----- Dataset excerpts
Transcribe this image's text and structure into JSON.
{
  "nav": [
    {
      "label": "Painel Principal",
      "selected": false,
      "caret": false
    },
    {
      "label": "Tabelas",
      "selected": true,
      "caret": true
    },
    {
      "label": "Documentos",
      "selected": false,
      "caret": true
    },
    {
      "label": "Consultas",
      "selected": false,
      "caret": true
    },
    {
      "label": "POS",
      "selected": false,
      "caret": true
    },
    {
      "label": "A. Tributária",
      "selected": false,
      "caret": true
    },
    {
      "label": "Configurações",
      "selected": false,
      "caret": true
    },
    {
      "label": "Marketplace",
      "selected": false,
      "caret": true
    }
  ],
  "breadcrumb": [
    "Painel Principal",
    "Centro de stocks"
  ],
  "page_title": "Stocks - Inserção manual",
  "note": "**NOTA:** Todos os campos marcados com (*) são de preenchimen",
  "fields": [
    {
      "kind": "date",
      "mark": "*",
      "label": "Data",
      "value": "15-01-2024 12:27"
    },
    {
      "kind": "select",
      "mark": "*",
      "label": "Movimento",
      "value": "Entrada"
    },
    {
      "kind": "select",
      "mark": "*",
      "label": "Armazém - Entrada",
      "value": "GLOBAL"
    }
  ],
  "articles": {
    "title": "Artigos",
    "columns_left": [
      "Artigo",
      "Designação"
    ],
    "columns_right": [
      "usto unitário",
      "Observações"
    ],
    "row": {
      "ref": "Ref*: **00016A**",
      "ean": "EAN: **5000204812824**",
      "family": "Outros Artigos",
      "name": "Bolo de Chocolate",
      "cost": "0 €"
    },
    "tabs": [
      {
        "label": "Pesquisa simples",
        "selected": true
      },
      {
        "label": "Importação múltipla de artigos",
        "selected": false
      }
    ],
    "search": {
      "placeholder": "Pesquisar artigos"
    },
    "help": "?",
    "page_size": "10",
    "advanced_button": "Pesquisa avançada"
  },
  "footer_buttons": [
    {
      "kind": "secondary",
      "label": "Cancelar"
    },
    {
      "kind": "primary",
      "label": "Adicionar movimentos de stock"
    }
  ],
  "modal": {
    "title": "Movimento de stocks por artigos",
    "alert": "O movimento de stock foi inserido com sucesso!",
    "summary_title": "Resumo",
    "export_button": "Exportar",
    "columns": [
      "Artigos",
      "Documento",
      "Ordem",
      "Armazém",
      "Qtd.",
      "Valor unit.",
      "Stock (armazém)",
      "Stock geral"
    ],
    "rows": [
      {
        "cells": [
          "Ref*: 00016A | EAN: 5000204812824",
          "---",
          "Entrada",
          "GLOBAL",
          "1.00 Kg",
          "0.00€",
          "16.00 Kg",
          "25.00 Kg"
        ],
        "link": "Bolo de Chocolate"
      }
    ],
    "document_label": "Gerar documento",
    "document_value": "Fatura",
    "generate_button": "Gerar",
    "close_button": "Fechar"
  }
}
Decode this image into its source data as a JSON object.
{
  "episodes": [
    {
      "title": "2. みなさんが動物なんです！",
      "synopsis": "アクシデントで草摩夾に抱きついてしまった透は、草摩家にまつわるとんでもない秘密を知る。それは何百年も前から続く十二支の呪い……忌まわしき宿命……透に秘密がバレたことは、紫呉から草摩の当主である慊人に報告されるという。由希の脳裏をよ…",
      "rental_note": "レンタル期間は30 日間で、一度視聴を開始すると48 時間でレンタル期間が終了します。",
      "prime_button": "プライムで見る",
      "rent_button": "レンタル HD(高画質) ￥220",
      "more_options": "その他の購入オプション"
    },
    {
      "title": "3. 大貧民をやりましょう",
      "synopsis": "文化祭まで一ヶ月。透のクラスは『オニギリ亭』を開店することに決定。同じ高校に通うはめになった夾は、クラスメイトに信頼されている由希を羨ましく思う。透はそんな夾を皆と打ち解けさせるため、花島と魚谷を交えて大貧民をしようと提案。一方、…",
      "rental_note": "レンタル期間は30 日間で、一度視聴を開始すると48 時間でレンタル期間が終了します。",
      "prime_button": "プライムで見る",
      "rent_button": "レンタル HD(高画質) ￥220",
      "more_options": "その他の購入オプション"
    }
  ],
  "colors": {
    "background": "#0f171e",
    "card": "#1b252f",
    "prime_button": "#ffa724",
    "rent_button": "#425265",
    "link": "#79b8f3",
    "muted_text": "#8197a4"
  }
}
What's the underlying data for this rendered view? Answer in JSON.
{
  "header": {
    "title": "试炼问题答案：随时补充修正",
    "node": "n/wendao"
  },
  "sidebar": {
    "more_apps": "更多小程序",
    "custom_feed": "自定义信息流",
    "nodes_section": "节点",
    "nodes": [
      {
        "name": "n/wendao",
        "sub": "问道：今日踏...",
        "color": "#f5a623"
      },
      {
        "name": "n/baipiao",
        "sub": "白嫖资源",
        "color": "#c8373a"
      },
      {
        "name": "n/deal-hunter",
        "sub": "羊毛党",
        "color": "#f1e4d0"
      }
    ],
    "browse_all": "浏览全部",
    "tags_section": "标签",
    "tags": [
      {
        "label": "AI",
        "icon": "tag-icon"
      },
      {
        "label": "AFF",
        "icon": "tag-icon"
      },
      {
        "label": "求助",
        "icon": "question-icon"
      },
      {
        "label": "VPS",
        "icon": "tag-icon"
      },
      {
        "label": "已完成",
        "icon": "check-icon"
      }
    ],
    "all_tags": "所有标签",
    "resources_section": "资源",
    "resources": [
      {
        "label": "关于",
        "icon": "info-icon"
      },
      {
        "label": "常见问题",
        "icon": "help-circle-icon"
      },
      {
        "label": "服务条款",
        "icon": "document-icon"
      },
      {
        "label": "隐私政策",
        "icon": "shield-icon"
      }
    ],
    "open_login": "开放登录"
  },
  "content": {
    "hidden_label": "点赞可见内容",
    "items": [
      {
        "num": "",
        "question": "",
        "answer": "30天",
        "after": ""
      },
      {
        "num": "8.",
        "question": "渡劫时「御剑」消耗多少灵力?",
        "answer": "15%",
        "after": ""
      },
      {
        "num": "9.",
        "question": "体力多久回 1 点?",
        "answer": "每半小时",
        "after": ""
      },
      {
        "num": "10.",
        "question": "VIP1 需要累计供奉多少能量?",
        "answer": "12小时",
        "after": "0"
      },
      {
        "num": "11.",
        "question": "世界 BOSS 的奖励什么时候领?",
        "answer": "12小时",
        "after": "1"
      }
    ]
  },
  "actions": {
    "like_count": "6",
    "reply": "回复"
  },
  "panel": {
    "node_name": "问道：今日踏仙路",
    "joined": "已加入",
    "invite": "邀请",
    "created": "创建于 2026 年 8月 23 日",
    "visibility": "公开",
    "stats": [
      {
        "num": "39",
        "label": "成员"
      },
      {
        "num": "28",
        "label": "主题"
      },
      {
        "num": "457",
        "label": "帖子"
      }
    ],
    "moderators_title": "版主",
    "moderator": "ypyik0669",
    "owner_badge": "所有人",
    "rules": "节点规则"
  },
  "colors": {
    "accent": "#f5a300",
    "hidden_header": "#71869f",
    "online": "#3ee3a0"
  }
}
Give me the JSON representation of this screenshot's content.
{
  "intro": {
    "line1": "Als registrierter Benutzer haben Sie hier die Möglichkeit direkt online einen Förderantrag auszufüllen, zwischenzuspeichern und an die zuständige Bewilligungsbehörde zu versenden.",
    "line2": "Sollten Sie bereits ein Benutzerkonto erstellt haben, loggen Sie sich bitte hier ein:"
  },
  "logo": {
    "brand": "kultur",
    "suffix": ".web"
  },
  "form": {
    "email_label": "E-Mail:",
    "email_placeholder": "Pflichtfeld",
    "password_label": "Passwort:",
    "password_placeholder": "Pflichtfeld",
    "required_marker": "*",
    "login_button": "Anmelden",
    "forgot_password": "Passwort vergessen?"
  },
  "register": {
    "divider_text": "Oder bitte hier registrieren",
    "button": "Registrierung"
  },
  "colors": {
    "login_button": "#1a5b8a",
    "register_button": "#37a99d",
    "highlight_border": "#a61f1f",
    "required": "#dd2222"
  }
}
----------
#### [Goal]
Select all lines in the listing above where the word "Painel" appears, and show them.

#### [Output of the task]
      "label": "Painel Principal",
    "Painel Principal",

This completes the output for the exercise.